• **WHAT THE TASK ASKS**
Could you write out the records below exactly as they appear?

Chart and figure data
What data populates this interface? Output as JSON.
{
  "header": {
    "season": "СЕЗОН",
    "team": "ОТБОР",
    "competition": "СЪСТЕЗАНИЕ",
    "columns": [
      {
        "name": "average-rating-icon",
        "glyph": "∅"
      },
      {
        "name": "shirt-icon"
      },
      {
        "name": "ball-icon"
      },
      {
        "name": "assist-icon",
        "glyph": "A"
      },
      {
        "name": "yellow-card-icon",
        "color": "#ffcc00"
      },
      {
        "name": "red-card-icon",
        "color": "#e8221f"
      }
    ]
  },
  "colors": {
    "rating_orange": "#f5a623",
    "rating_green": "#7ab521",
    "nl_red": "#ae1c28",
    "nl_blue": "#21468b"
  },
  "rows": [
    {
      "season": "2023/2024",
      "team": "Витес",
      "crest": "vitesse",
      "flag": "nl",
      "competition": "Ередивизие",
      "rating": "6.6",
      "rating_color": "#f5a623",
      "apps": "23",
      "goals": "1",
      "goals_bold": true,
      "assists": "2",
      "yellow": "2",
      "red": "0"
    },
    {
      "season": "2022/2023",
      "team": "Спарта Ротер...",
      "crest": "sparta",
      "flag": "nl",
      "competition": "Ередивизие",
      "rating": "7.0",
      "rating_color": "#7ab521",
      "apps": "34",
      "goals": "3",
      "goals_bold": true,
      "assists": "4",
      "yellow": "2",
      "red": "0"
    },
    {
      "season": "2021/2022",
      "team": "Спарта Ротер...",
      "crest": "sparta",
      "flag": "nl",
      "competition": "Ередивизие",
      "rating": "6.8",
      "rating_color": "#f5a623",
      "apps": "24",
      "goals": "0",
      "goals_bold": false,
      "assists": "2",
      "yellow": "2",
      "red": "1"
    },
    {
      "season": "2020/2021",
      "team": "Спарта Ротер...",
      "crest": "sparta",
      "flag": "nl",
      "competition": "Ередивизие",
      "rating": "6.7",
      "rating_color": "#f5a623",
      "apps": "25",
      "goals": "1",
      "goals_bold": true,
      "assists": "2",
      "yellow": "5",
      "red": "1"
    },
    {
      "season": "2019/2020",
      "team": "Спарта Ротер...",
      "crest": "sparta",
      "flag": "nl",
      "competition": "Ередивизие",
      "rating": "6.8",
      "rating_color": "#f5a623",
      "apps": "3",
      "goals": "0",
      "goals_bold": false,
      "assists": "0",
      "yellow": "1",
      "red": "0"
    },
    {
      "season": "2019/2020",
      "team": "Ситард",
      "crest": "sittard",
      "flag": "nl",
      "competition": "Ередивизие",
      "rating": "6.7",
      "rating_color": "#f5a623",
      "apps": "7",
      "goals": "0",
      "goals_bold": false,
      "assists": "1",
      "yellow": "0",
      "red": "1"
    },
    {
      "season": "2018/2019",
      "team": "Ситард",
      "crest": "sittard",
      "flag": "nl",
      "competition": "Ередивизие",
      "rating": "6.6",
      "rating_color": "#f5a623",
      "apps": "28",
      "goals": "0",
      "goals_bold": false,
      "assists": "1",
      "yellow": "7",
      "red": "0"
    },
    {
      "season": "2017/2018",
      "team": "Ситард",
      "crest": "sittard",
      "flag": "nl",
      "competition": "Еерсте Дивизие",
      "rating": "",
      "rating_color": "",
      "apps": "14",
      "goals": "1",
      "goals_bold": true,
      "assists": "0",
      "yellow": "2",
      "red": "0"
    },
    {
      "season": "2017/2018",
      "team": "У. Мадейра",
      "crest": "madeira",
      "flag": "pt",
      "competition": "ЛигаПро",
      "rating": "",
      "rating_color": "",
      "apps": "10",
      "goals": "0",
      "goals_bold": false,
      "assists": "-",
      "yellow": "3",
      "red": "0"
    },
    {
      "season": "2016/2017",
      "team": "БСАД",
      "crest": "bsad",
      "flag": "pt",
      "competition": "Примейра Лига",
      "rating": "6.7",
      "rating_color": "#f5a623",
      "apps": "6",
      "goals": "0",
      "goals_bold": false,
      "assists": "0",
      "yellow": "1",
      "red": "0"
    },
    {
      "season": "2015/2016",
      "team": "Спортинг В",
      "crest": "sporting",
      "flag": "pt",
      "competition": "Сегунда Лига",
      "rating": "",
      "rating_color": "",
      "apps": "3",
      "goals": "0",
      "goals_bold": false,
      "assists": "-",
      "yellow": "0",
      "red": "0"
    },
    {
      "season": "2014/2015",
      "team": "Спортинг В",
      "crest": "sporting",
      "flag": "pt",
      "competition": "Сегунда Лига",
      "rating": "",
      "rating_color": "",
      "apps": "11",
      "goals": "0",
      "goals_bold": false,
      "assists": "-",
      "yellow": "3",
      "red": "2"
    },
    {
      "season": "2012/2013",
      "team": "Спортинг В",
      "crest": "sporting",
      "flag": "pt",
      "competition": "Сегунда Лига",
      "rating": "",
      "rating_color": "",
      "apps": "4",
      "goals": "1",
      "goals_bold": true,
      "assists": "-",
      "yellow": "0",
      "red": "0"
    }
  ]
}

• **EXERCISE SOLUTION**
What data populates this interface? Output as JSON.
{
  "header": {
    "season": "СЕЗОН",
    "team": "ОТБОР",
    "competition": "СЪСТЕЗАНИЕ",
    "columns": [
      {
        "name": "average-rating-icon",
        "glyph": "∅"
      },
      {
        "name": "shirt-icon"
      },
      {
        "name": "ball-icon"
      },
      {
        "name": "assist-icon",
        "glyph": "A"
      },
      {
        "name": "yellow-card-icon",
        "color": "#ffcc00"
      },
      {
        "name": "red-card-icon",
        "color": "#e8221f"
      }
    ]
  },
  "colors": {
    "rating_orange": "#f5a623",
    "rating_green": "#7ab521",
    "nl_red": "#ae1c28",
    "nl_blue": "#21468b"
  },
  "rows": [
    {
      "season": "2023/2024",
      "team": "Витес",
      "crest": "vitesse",
      "flag": "nl",
      "competition": "Ередивизие",
      "rating": "6.6",
      "rating_color": "#f5a623",
      "apps": "23",
      "goals": "1",
      "goals_bold": true,
      "assists": "2",
      "yellow": "2",
      "red": "0"
    },
    {
      "season": "2022/2023",
      "team": "Спарта Ротер...",
      "crest": "sparta",
      "flag": "nl",
      "competition": "Ередивизие",
      "rating": "7.0",
      "rating_color": "#7ab521",
      "apps": "34",
      "goals": "3",
      "goals_bold": true,
      "assists": "4",
      "yellow": "2",
      "red": "0"
    },
    {
      "season": "2021/2022",
      "team": "Спарта Ротер...",
      "crest": "sparta",
      "flag": "nl",
      "competition": "Ередивизие",
      "rating": "6.8",
      "rating_color": "#f5a623",
      "apps": "24",
      "goals": "0",
      "goals_bold": false,
      "assists": "2",
      "yellow": "2",
      "red": "1"
    },
    {
      "season": "2020/2021",
      "team": "Спарта Ротер...",
      "crest": "sparta",
      "flag": "nl",
      "competition": "Ередивизие",
      "rating": "6.7",
      "rating_color": "#f5a623",
      "apps": "25",
      "goals": "1",
      "goals_bold": true,
      "assists": "2",
      "yellow": "5",
      "red": "1"
    },
    {
      "season": "2019/2020",
      "team": "Спарта Ротер...",
      "crest": "sparta",
      "flag": "nl",
      "competition": "Ередивизие",
      "rating": "6.8",
      "rating_color": "#f5a623",
      "apps": "3",
      "goals": "0",
      "goals_bold": false,
      "assists": "0",
      "yellow": "1",
      "red": "0"
    },
    {
      "season": "2019/2020",
      "team": "Ситард",
      "crest": "sittard",
      "flag": "nl",
      "competition": "Ередивизие",
      "rating": "6.7",
      "rating_color": "#f5a623",
      "apps": "7",
      "goals": "0",
      "goals_bold": false,
      "assists": "1",
      "yellow": "0",
      "red": "1"
    },
    {
      "season": "2018/2019",
      "team": "Ситард",
      "crest": "sittard",
      "flag": "nl",
      "competition": "Ередивизие",
      "rating": "6.6",
      "rating_color": "#f5a623",
      "apps": "28",
      "goals": "0",
      "goals_bold": false,
      "assists": "1",
      "yellow": "7",
      "red": "0"
    },
    {
      "season": "2017/2018",
      "team": "Ситард",
      "crest": "sittard",
      "flag": "nl",
      "competition": "Еерсте Дивизие",
      "rating": "",
      "rating_color": "",
      "apps": "14",
      "goals": "1",
      "goals_bold": true,
      "assists": "0",
      "yellow": "2",
      "red": "0"
    },
    {
      "season": "2017/2018",
      "team": "У. Мадейра",
      "crest": "madeira",
      "flag": "pt",
      "competition": "ЛигаПро",
      "rating": "",
      "rating_color": "",
      "apps": "10",
      "goals": "0",
      "goals_bold": false,
      "assists": "-",
      "yellow": "3",
      "red": "0"
    },
    {
      "season": "2016/2017",
      "team": "БСАД",
      "crest": "bsad",
      "flag": "pt",
      "competition": "Примейра Лига",
      "rating": "6.7",
      "rating_color": "#f5a623",
      "apps": "6",
      "goals": "0",
      "goals_bold": false,
      "assists": "0",
      "yellow": "1",
      "red": "0"
    },
    {
      "season": "2015/2016",
      "team": "Спортинг В",
      "crest": "sporting",
      "flag": "pt",
      "competition": "Сегунда Лига",
      "rating": "",
      "rating_color": "",
      "apps": "3",
      "goals": "0",
      "goals_bold": false,
      "assists": "-",
      "yellow": "0",
      "red": "0"
    },
    {
      "season": "2014/2015",
      "team": "Спортинг В",
      "crest": "sporting",
      "flag": "pt",
      "competition": "Сегунда Лига",
      "rating": "",
      "rating_color": "",
      "apps": "11",
      "goals": "0",
      "goals_bold": false,
      "assists": "-",
      "yellow": "3",
      "red": "2"
    },
    {
      "season": "2012/2013",
      "team": "Спортинг В",
      "crest": "sporting",
      "flag": "pt",
      "competition": "Сегунда Лига",
      "rating": "",
      "rating_color": "",
      "apps": "4",
      "goals": "1",
      "goals_bold": true,
      "assists": "-",
      "yellow": "0",
      "red": "0"
    }
  ]
}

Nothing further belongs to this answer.